| SELECTED EXCERPT |
----------------------------------------

Evil Gal Productions

Mere Smith
is a recovering Southerner,
longtime TV writer,
author and blogger.
May 8th, 2012 by Mere Smith

The Pilot Season Experiment

Ladies, the next few posts are for you, and fair warning: we’re gonna get real together.

Fellas, you’re more than welcome to stick around – but you, too, get your own fair warning: after reading this, you might get a little indignant and petulant and whine, “But I don’t act like that!  I don’t care about that!  I don’t think like that!”

To which I reply:  Yeah.  Uh-huh.  So where’s your penis?


It’s May.

Pilot season is rolling through Hollywood like the howling tornado of ego-destruction it always is.  Day after day, week after week, you are judged on your writing samples, you are judged by your credits, you are judged by the people you’ve worked with in the past, you are judged by the connections through which you got this meeting.

And especially if you’re a woman, you are judged on your looks. 

Now, I hope to baby Jesus none of y’all were disingenuous enough to disagree with that last statement, ‘cause that’s just the beginning of this series.  However, if you are naïve enough to argue against it, I suggest you go check out a Berenstain Bears book and I’ll let you know when we’re through here.


Hetero male showrunners or network/studio executives (Suits) check us female Writers out for the obvious reason: straight guys are willing to fuck pretty much anything that has a vagina and at least 4 minutes to live.

While I truly believe that 99.99% of these men’s brains see us in a completely nonsexual manner during pilot season meetings, it still leaves that Neanderthal .01% skulking in the shadows – wordlessly wondering about the size of our nipples.

It’s just the way men are built.

And despite the Mae West hips, I’m built like that, too.  So there’s no judging here.

However, straight and gay male showrunners/Suits – whose Neanderthal .01% is probably fantasizing about Chris Hemsworth during our meetings – can and do draw parallels between a woman’s looks and her ability.

Disheveled geek couture (the universal uniform of the male Hollywood writer, but that’s a whole other blog post) on a woman could seem to spell disorganized, negligent, or irresponsible.  After all, women are supposed to care a great deal about their appearance, right?  If they don’t, then what will they care about?  Your show?  Why take the risk?

The point is, straight or gay, no guy is immune to judging a woman’s appearance.

And forget about female showrunners.  No, seriously, forget about them: with the exception of Shonda Christ, you’re about as likely to find one of these as you are to find a specific cigarette butt along the entire coastline of Florida.

(But theoretically, if you do find a female showrunner, we women are already all too familiar with judging our own gender on looks.  And how do we do it?  Harshly.  Silently, but harshly.)

Then there are the female Suits, and those bitches wear make-up.

All over their faces

Every day.

If you want to send me shrieking to an Iso cell, just tell me I have to meet someone who actually likes wearing high heels.

(True story: one Suit I met a few years ago told me she – swear to god – enjoys the way high heels make her feet feel.  Not how they make her legs look, or because pumps are considered sexy or strong, but because they made her feet feel good.  Of course I assumed she was born with some sort of En Pointe Barbie foot deformity, but since we only met once, I didn’t feel comfortable calling her up later to ask.)

----------------------------------------

| DATA FOR THE TASK |
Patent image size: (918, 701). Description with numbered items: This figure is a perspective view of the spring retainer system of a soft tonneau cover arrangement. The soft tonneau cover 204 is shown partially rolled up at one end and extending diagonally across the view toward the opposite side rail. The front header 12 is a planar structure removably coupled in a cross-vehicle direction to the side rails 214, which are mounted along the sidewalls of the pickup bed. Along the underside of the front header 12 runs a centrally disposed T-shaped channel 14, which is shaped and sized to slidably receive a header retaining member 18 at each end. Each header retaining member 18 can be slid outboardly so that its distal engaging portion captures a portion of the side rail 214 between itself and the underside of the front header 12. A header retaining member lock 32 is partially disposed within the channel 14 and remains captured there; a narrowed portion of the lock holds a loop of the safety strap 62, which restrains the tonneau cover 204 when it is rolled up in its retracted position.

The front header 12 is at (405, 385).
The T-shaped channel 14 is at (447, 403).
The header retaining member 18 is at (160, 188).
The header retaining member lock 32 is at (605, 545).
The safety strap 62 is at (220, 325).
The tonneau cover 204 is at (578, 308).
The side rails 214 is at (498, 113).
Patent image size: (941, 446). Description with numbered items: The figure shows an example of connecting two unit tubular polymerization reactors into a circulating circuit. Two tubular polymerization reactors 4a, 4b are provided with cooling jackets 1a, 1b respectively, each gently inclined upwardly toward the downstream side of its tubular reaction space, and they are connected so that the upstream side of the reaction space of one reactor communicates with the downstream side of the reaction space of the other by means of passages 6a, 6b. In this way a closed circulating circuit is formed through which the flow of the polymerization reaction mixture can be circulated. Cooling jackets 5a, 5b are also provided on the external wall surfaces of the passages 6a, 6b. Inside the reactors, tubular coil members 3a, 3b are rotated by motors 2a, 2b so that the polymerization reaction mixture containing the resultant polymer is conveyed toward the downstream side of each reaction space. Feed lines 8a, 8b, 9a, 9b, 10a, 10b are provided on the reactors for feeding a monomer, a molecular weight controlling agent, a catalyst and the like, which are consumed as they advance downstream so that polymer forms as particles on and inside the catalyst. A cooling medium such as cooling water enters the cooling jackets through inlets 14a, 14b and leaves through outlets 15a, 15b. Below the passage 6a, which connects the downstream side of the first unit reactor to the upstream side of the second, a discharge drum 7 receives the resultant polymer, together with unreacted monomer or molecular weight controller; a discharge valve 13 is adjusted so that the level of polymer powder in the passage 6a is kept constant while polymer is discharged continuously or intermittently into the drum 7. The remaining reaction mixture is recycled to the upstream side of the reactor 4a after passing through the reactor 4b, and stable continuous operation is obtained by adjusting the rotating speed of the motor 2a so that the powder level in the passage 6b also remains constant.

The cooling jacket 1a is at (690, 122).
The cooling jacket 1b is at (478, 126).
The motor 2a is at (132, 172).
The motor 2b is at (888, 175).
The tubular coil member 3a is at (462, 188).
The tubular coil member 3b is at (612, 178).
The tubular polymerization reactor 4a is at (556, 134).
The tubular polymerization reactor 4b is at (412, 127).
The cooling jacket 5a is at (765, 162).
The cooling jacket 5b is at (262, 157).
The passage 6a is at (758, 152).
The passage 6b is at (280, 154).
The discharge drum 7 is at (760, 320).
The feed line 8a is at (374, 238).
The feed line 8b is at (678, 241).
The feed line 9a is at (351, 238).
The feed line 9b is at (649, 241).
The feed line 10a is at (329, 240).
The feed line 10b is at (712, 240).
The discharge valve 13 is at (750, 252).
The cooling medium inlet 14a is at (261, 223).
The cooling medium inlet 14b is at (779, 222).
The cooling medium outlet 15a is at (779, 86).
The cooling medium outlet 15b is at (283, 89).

----------------------------------------

| JOB A |
Answer these questions about the blog post on pilot season, each on its own line:
(i) On what date was the post published?
(ii) What does the writer call the universal uniform of the male Hollywood writer?
(iii) According to the true story, what reason did one Suit give for enjoying high heels?
| JOB B |
Copy the entries from the first line through the line that contains "The side rails 214 is at (498, 113).", unchanged.

| TASK OUTPUT A |
(i) May 8th, 2012
(ii) Disheveled geek couture
(iii) She enjoys the way high heels make her feet feel.

| TASK OUTPUT B |
Patent image size: (918, 701). Description with numbered items: This figure is a perspective view of the spring retainer system of a soft tonneau cover arrangement. The soft tonneau cover 204 is shown partially rolled up at one end and extending diagonally across the view toward the opposite side rail. The front header 12 is a planar structure removably coupled in a cross-vehicle direction to the side rails 214, which are mounted along the sidewalls of the pickup bed. Along the underside of the front header 12 runs a centrally disposed T-shaped channel 14, which is shaped and sized to slidably receive a header retaining member 18 at each end. Each header retaining member 18 can be slid outboardly so that its distal engaging portion captures a portion of the side rail 214 between itself and the underside of the front header 12. A header retaining member lock 32 is partially disposed within the channel 14 and remains captured there; a narrowed portion of the lock holds a loop of the safety strap 62, which restrains the tonneau cover 204 when it is rolled up in its retracted position.

The front header 12 is at (405, 385).
The T-shaped channel 14 is at (447, 403).
The header retaining member 18 is at (160, 188).
The header retaining member lock 32 is at (605, 545).
The safety strap 62 is at (220, 325).
The tonneau cover 204 is at (578, 308).
The side rails 214 is at (498, 113).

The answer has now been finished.